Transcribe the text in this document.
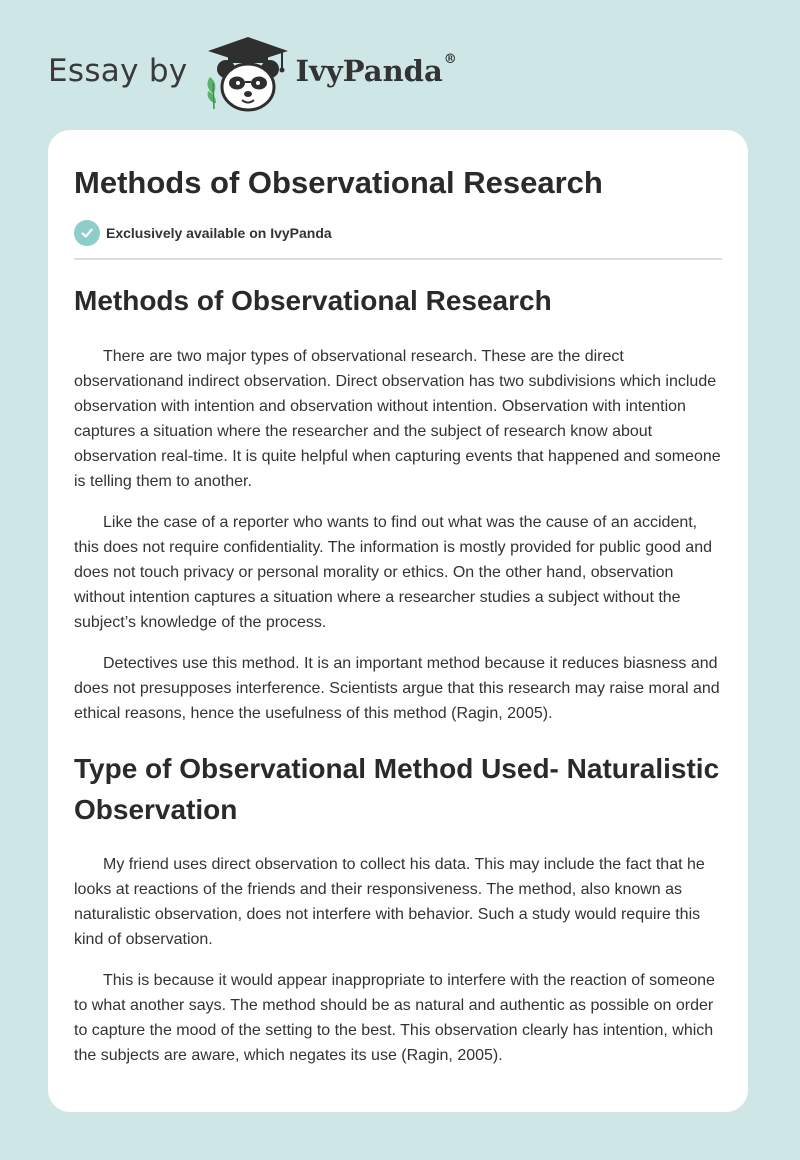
Essay by	IvyPanda®
Methods of Observational Research
Exclusively available on IvyPanda
Methods of Observational Research

There are two major types of observational research. These are the direct observationand indirect observation. Direct observation has two subdivisions which include observation with intention and observation without intention. Observation with intention captures a situation where the researcher and the subject of research know about observation real-time. It is quite helpful when capturing events that happened and someone is telling them to another.

Like the case of a reporter who wants to find out what was the cause of an accident, this does not require confidentiality. The information is mostly provided for public good and does not touch privacy or personal morality or ethics. On the other hand, observation without intention captures a situation where a researcher studies a subject without the subject’s knowledge of the process.

Detectives use this method. It is an important method because it reduces biasness and does not presupposes interference. Scientists argue that this research may raise moral and ethical reasons, hence the usefulness of this method (Ragin, 2005).

Type of Observational Method Used- Naturalistic Observation

My friend uses direct observation to collect his data. This may include the fact that he looks at reactions of the friends and their responsiveness. The method, also known as naturalistic observation, does not interfere with behavior. Such a study would require this kind of observation.

This is because it would appear inappropriate to interfere with the reaction of someone to what another says. The method should be as natural and authentic as possible on order to capture the mood of the setting to the best. This observation clearly has intention, which the subjects are aware, which negates its use (Ragin, 2005).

**Task goal:**
Pick out the lines above containing the word "another", then copy them.

**The reply:**
There are two major types of observational research. These are the direct observationand indirect observation. Direct observation has two subdivisions which include observation with intention and observation without intention. Observation with intention captures a situation where the researcher and the subject of research know about observation real-time. It is quite helpful when capturing events that happened and someone is telling them to another.
This is because it would appear inappropriate to interfere with the reaction of someone to what another says. The method should be as natural and authentic as possible on order to capture the mood of the setting to the best. This observation clearly has intention, which the subjects are aware, which negates its use (Ragin, 2005).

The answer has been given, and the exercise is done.